(Stated goal) Retype each line of the material exactly, please, skipping any picture in it.
==*==
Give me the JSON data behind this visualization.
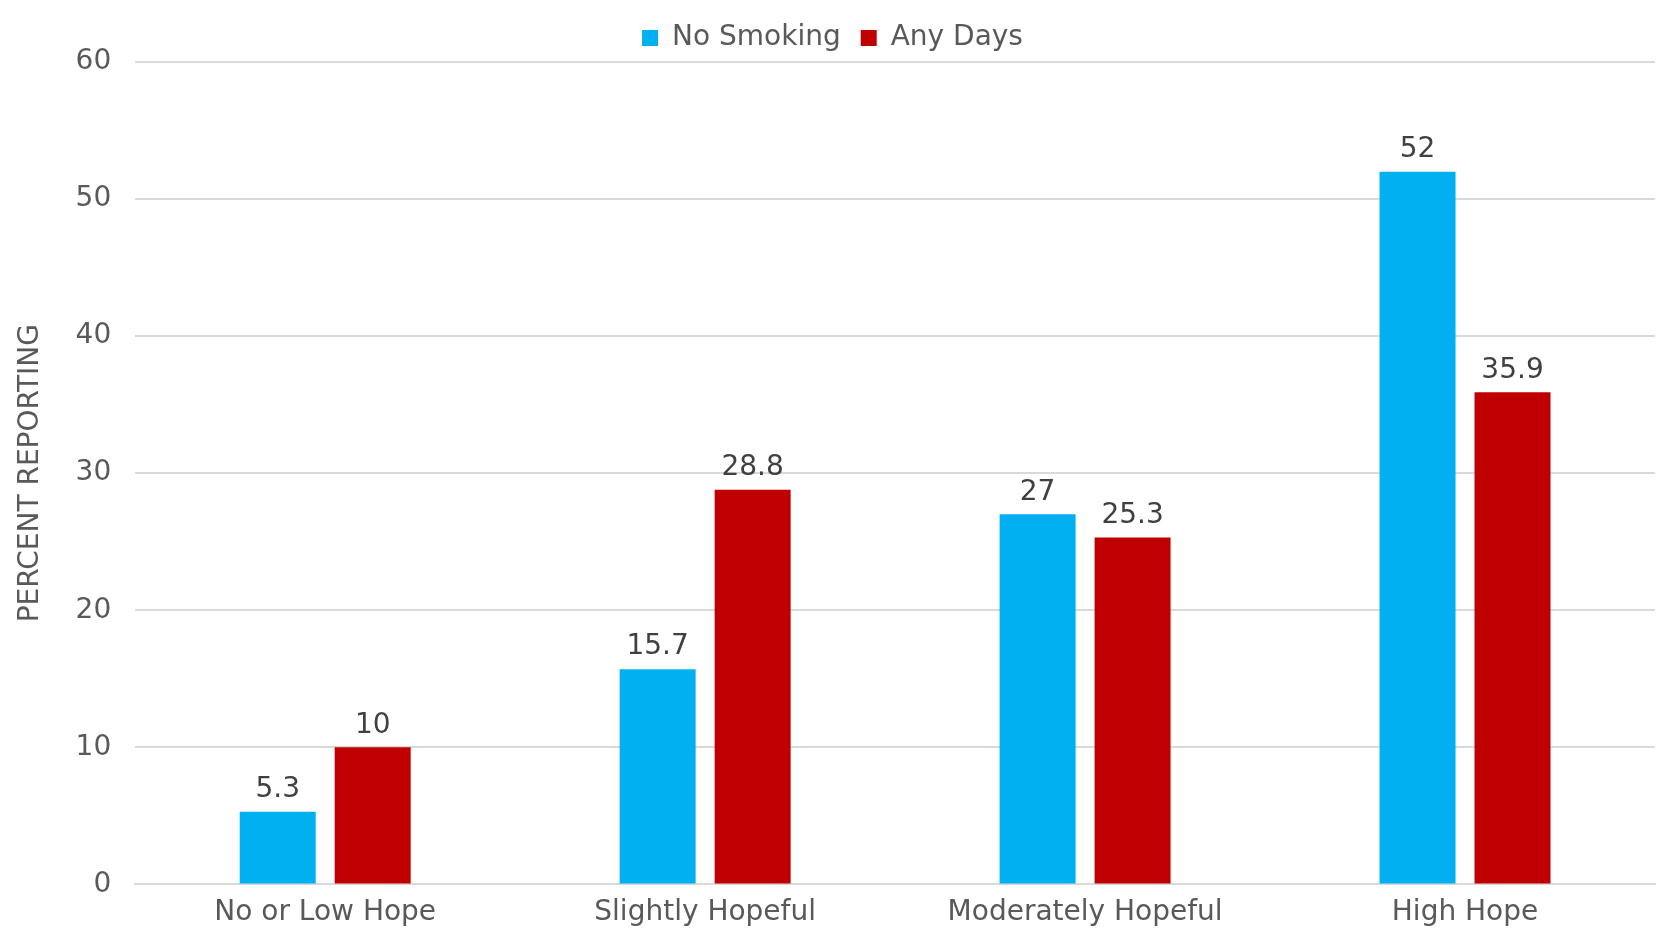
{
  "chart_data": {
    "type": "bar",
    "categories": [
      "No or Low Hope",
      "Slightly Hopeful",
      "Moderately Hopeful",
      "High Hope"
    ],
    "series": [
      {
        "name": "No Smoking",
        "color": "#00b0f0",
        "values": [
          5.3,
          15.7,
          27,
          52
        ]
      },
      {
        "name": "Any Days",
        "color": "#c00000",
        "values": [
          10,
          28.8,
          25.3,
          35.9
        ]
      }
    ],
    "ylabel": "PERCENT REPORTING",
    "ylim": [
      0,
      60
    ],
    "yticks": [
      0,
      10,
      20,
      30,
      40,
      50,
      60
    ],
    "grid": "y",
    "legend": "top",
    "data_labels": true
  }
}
==*==
(Final result)
Give me the JSON data behind this visualization.
{
  "chart_data": {
    "type": "bar",
    "categories": [
      "No or Low Hope",
      "Slightly Hopeful",
      "Moderately Hopeful",
      "High Hope"
    ],
    "series": [
      {
        "name": "No Smoking",
        "color": "#00b0f0",
        "values": [
          5.3,
          15.7,
          27,
          52
        ]
      },
      {
        "name": "Any Days",
        "color": "#c00000",
        "values": [
          10,
          28.8,
          25.3,
          35.9
        ]
      }
    ],
    "ylabel": "PERCENT REPORTING",
    "ylim": [
      0,
      60
    ],
    "yticks": [
      0,
      10,
      20,
      30,
      40,
      50,
      60
    ],
    "grid": "y",
    "legend": "top",
    "data_labels": true
  }
}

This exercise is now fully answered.